Dataset records:
# # # # # # #

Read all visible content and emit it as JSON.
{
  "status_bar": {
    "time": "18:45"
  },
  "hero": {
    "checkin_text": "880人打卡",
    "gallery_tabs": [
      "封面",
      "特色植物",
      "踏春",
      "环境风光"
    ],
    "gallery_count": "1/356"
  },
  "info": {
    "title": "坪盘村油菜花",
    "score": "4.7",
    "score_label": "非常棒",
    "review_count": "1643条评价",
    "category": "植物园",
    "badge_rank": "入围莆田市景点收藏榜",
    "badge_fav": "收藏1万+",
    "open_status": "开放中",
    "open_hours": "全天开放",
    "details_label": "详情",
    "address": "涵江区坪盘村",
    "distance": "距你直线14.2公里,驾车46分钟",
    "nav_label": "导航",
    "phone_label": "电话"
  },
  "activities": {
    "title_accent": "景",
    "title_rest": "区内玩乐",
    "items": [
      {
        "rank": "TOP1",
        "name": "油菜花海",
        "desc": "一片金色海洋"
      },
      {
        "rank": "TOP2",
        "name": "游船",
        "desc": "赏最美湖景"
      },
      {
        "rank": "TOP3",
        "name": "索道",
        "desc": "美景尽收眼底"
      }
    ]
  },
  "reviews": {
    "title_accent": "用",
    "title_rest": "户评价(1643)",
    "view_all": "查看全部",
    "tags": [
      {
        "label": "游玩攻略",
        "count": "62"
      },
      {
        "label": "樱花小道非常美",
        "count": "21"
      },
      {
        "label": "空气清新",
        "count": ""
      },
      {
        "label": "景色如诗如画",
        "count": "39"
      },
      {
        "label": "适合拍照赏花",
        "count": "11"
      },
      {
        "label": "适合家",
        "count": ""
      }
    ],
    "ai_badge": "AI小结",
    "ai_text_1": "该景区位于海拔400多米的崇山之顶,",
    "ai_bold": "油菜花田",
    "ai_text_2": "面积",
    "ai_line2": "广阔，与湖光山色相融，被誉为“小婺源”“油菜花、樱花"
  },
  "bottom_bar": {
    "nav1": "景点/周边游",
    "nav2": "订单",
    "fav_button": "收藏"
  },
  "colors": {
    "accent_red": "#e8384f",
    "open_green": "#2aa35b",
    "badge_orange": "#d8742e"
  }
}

# # # # # # #

EXERCISE GOAL: Make an exact copy of every entry.

COMPLETE RESPONSE:
Read all visible content and emit it as JSON.
{
  "status_bar": {
    "time": "18:45"
  },
  "hero": {
    "checkin_text": "880人打卡",
    "gallery_tabs": [
      "封面",
      "特色植物",
      "踏春",
      "环境风光"
    ],
    "gallery_count": "1/356"
  },
  "info": {
    "title": "坪盘村油菜花",
    "score": "4.7",
    "score_label": "非常棒",
    "review_count": "1643条评价",
    "category": "植物园",
    "badge_rank": "入围莆田市景点收藏榜",
    "badge_fav": "收藏1万+",
    "open_status": "开放中",
    "open_hours": "全天开放",
    "details_label": "详情",
    "address": "涵江区坪盘村",
    "distance": "距你直线14.2公里,驾车46分钟",
    "nav_label": "导航",
    "phone_label": "电话"
  },
  "activities": {
    "title_accent": "景",
    "title_rest": "区内玩乐",
    "items": [
      {
        "rank": "TOP1",
        "name": "油菜花海",
        "desc": "一片金色海洋"
      },
      {
        "rank": "TOP2",
        "name": "游船",
        "desc": "赏最美湖景"
      },
      {
        "rank": "TOP3",
        "name": "索道",
        "desc": "美景尽收眼底"
      }
    ]
  },
  "reviews": {
    "title_accent": "用",
    "title_rest": "户评价(1643)",
    "view_all": "查看全部",
    "tags": [
      {
        "label": "游玩攻略",
        "count": "62"
      },
      {
        "label": "樱花小道非常美",
        "count": "21"
      },
      {
        "label": "空气清新",
        "count": ""
      },
      {
        "label": "景色如诗如画",
        "count": "39"
      },
      {
        "label": "适合拍照赏花",
        "count": "11"
      },
      {
        "label": "适合家",
        "count": ""
      }
    ],
    "ai_badge": "AI小结",
    "ai_text_1": "该景区位于海拔400多米的崇山之顶,",
    "ai_bold": "油菜花田",
    "ai_text_2": "面积",
    "ai_line2": "广阔，与湖光山色相融，被誉为“小婺源”“油菜花、樱花"
  },
  "bottom_bar": {
    "nav1": "景点/周边游",
    "nav2": "订单",
    "fav_button": "收藏"
  },
  "colors": {
    "accent_red": "#e8384f",
    "open_green": "#2aa35b",
    "badge_orange": "#d8742e"
  }
}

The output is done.